# Problem description:
Reproduce the data that follows in its entirety, character for character.

(Extracts from a graphics dataset)
_ _ _ _

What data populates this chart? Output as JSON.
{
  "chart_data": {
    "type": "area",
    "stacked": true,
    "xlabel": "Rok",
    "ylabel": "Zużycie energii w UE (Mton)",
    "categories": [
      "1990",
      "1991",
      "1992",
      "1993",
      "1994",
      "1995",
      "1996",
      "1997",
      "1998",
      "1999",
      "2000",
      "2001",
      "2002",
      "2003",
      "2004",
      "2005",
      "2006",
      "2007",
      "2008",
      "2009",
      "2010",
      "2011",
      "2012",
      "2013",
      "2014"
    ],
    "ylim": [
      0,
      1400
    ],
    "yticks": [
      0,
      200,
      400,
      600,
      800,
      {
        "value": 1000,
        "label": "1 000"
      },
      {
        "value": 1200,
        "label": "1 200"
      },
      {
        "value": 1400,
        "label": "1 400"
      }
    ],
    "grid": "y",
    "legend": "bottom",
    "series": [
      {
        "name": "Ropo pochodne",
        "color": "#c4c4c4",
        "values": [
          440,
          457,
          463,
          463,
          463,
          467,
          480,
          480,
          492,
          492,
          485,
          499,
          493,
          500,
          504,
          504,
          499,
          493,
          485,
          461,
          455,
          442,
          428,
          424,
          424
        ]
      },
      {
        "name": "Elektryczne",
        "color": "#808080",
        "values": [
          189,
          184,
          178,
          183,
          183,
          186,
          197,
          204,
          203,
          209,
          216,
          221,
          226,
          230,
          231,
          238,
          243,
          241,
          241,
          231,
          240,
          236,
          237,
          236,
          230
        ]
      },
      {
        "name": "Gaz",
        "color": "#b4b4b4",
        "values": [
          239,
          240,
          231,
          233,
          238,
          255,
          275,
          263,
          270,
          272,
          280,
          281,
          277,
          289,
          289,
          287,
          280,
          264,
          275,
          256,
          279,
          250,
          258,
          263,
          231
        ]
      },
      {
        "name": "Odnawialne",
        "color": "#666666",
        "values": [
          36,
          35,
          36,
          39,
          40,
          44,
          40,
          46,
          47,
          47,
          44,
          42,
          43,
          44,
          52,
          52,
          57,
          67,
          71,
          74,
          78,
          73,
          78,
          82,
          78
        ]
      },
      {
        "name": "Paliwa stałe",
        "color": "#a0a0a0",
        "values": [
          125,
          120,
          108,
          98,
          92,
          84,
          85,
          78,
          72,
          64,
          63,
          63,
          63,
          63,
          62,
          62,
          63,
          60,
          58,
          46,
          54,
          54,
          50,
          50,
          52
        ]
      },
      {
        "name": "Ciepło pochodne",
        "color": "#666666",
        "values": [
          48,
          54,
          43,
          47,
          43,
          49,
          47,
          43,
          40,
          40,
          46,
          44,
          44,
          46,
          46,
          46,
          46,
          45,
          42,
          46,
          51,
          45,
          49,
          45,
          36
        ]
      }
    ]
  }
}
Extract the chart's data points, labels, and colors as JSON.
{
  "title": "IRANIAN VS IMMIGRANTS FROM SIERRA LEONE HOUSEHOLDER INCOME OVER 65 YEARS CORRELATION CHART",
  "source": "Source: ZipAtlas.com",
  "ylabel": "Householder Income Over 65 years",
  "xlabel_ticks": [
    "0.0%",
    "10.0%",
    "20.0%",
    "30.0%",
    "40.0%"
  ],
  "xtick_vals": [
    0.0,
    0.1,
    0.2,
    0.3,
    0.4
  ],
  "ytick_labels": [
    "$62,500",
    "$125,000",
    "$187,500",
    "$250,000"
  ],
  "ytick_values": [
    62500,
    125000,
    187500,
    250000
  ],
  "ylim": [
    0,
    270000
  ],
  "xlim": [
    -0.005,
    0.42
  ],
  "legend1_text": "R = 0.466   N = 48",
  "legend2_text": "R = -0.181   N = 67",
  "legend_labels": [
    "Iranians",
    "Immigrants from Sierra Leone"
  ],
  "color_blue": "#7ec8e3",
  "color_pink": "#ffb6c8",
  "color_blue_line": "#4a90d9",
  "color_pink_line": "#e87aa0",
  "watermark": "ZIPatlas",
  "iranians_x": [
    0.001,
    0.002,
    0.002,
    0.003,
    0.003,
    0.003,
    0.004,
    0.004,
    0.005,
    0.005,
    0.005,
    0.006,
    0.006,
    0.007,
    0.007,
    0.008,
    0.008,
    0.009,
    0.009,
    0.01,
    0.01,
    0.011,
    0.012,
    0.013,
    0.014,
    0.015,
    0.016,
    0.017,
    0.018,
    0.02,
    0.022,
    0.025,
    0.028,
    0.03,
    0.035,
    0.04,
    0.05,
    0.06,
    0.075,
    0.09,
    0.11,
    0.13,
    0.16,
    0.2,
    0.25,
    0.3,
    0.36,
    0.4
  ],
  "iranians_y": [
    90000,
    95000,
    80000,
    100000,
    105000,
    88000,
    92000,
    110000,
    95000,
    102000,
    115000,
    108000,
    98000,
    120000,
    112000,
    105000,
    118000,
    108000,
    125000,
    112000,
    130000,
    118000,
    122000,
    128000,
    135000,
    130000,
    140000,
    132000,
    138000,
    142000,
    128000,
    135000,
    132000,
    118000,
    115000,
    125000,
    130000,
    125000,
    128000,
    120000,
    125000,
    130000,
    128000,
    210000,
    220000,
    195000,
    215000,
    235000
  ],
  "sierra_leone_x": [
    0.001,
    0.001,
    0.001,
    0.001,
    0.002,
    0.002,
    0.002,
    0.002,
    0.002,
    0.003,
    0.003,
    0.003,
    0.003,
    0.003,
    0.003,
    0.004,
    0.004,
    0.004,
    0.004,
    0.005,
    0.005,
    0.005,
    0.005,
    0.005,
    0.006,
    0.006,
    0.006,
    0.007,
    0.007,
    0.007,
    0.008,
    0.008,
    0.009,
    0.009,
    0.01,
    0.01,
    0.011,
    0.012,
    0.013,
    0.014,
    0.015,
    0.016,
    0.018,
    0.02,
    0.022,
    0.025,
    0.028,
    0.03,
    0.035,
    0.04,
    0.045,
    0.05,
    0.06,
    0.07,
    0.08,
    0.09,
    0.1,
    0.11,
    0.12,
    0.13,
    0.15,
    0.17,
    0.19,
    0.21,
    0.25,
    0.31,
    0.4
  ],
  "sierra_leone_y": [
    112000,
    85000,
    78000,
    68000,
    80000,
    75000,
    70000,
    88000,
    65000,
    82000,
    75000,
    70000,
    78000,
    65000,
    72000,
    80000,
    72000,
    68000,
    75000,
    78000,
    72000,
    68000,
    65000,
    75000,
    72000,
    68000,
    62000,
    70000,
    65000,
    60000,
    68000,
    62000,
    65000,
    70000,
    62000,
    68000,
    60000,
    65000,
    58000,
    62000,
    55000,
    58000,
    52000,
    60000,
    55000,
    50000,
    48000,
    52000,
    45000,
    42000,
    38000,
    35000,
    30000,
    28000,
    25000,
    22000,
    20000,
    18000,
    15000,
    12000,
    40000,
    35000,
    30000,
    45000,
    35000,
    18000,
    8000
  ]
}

_ _ _ _

# Expected answer:
What data populates this chart? Output as JSON.
{
  "chart_data": {
    "type": "area",
    "stacked": true,
    "xlabel": "Rok",
    "ylabel": "Zużycie energii w UE (Mton)",
    "categories": [
      "1990",
      "1991",
      "1992",
      "1993",
      "1994",
      "1995",
      "1996",
      "1997",
      "1998",
      "1999",
      "2000",
      "2001",
      "2002",
      "2003",
      "2004",
      "2005",
      "2006",
      "2007",
      "2008",
      "2009",
      "2010",
      "2011",
      "2012",
      "2013",
      "2014"
    ],
    "ylim": [
      0,
      1400
    ],
    "yticks": [
      0,
      200,
      400,
      600,
      800,
      {
        "value": 1000,
        "label": "1 000"
      },
      {
        "value": 1200,
        "label": "1 200"
      },
      {
        "value": 1400,
        "label": "1 400"
      }
    ],
    "grid": "y",
    "legend": "bottom",
    "series": [
      {
        "name": "Ropo pochodne",
        "color": "#c4c4c4",
        "values": [
          440,
          457,
          463,
          463,
          463,
          467,
          480,
          480,
          492,
          492,
          485,
          499,
          493,
          500,
          504,
          504,
          499,
          493,
          485,
          461,
          455,
          442,
          428,
          424,
          424
        ]
      },
      {
        "name": "Elektryczne",
        "color": "#808080",
        "values": [
          189,
          184,
          178,
          183,
          183,
          186,
          197,
          204,
          203,
          209,
          216,
          221,
          226,
          230,
          231,
          238,
          243,
          241,
          241,
          231,
          240,
          236,
          237,
          236,
          230
        ]
      },
      {
        "name": "Gaz",
        "color": "#b4b4b4",
        "values": [
          239,
          240,
          231,
          233,
          238,
          255,
          275,
          263,
          270,
          272,
          280,
          281,
          277,
          289,
          289,
          287,
          280,
          264,
          275,
          256,
          279,
          250,
          258,
          263,
          231
        ]
      },
      {
        "name": "Odnawialne",
        "color": "#666666",
        "values": [
          36,
          35,
          36,
          39,
          40,
          44,
          40,
          46,
          47,
          47,
          44,
          42,
          43,
          44,
          52,
          52,
          57,
          67,
          71,
          74,
          78,
          73,
          78,
          82,
          78
        ]
      },
      {
        "name": "Paliwa stałe",
        "color": "#a0a0a0",
        "values": [
          125,
          120,
          108,
          98,
          92,
          84,
          85,
          78,
          72,
          64,
          63,
          63,
          63,
          63,
          62,
          62,
          63,
          60,
          58,
          46,
          54,
          54,
          50,
          50,
          52
        ]
      },
      {
        "name": "Ciepło pochodne",
        "color": "#666666",
        "values": [
          48,
          54,
          43,
          47,
          43,
          49,
          47,
          43,
          40,
          40,
          46,
          44,
          44,
          46,
          46,
          46,
          46,
          45,
          42,
          46,
          51,
          45,
          49,
          45,
          36
        ]
      }
    ]
  }
}
Extract the chart's data points, labels, and colors as JSON.
{
  "title": "IRANIAN VS IMMIGRANTS FROM SIERRA LEONE HOUSEHOLDER INCOME OVER 65 YEARS CORRELATION CHART",
  "source": "Source: ZipAtlas.com",
  "ylabel": "Householder Income Over 65 years",
  "xlabel_ticks": [
    "0.0%",
    "10.0%",
    "20.0%",
    "30.0%",
    "40.0%"
  ],
  "xtick_vals": [
    0.0,
    0.1,
    0.2,
    0.3,
    0.4
  ],
  "ytick_labels": [
    "$62,500",
    "$125,000",
    "$187,500",
    "$250,000"
  ],
  "ytick_values": [
    62500,
    125000,
    187500,
    250000
  ],
  "ylim": [
    0,
    270000
  ],
  "xlim": [
    -0.005,
    0.42
  ],
  "legend1_text": "R = 0.466   N = 48",
  "legend2_text": "R = -0.181   N = 67",
  "legend_labels": [
    "Iranians",
    "Immigrants from Sierra Leone"
  ],
  "color_blue": "#7ec8e3",
  "color_pink": "#ffb6c8",
  "color_blue_line": "#4a90d9",
  "color_pink_line": "#e87aa0",
  "watermark": "ZIPatlas",
  "iranians_x": [
    0.001,
    0.002,
    0.002,
    0.003,
    0.003,
    0.003,
    0.004,
    0.004,
    0.005,
    0.005,
    0.005,
    0.006,
    0.006,
    0.007,
    0.007,
    0.008,
    0.008,
    0.009,
    0.009,
    0.01,
    0.01,
    0.011,
    0.012,
    0.013,
    0.014,
    0.015,
    0.016,
    0.017,
    0.018,
    0.02,
    0.022,
    0.025,
    0.028,
    0.03,
    0.035,
    0.04,
    0.05,
    0.06,
    0.075,
    0.09,
    0.11,
    0.13,
    0.16,
    0.2,
    0.25,
    0.3,
    0.36,
    0.4
  ],
  "iranians_y": [
    90000,
    95000,
    80000,
    100000,
    105000,
    88000,
    92000,
    110000,
    95000,
    102000,
    115000,
    108000,
    98000,
    120000,
    112000,
    105000,
    118000,
    108000,
    125000,
    112000,
    130000,
    118000,
    122000,
    128000,
    135000,
    130000,
    140000,
    132000,
    138000,
    142000,
    128000,
    135000,
    132000,
    118000,
    115000,
    125000,
    130000,
    125000,
    128000,
    120000,
    125000,
    130000,
    128000,
    210000,
    220000,
    195000,
    215000,
    235000
  ],
  "sierra_leone_x": [
    0.001,
    0.001,
    0.001,
    0.001,
    0.002,
    0.002,
    0.002,
    0.002,
    0.002,
    0.003,
    0.003,
    0.003,
    0.003,
    0.003,
    0.003,
    0.004,
    0.004,
    0.004,
    0.004,
    0.005,
    0.005,
    0.005,
    0.005,
    0.005,
    0.006,
    0.006,
    0.006,
    0.007,
    0.007,
    0.007,
    0.008,
    0.008,
    0.009,
    0.009,
    0.01,
    0.01,
    0.011,
    0.012,
    0.013,
    0.014,
    0.015,
    0.016,
    0.018,
    0.02,
    0.022,
    0.025,
    0.028,
    0.03,
    0.035,
    0.04,
    0.045,
    0.05,
    0.06,
    0.07,
    0.08,
    0.09,
    0.1,
    0.11,
    0.12,
    0.13,
    0.15,
    0.17,
    0.19,
    0.21,
    0.25,
    0.31,
    0.4
  ],
  "sierra_leone_y": [
    112000,
    85000,
    78000,
    68000,
    80000,
    75000,
    70000,
    88000,
    65000,
    82000,
    75000,
    70000,
    78000,
    65000,
    72000,
    80000,
    72000,
    68000,
    75000,
    78000,
    72000,
    68000,
    65000,
    75000,
    72000,
    68000,
    62000,
    70000,
    65000,
    60000,
    68000,
    62000,
    65000,
    70000,
    62000,
    68000,
    60000,
    65000,
    58000,
    62000,
    55000,
    58000,
    52000,
    60000,
    55000,
    50000,
    48000,
    52000,
    45000,
    42000,
    38000,
    35000,
    30000,
    28000,
    25000,
    22000,
    20000,
    18000,
    15000,
    12000,
    40000,
    35000,
    30000,
    45000,
    35000,
    18000,
    8000
  ]
}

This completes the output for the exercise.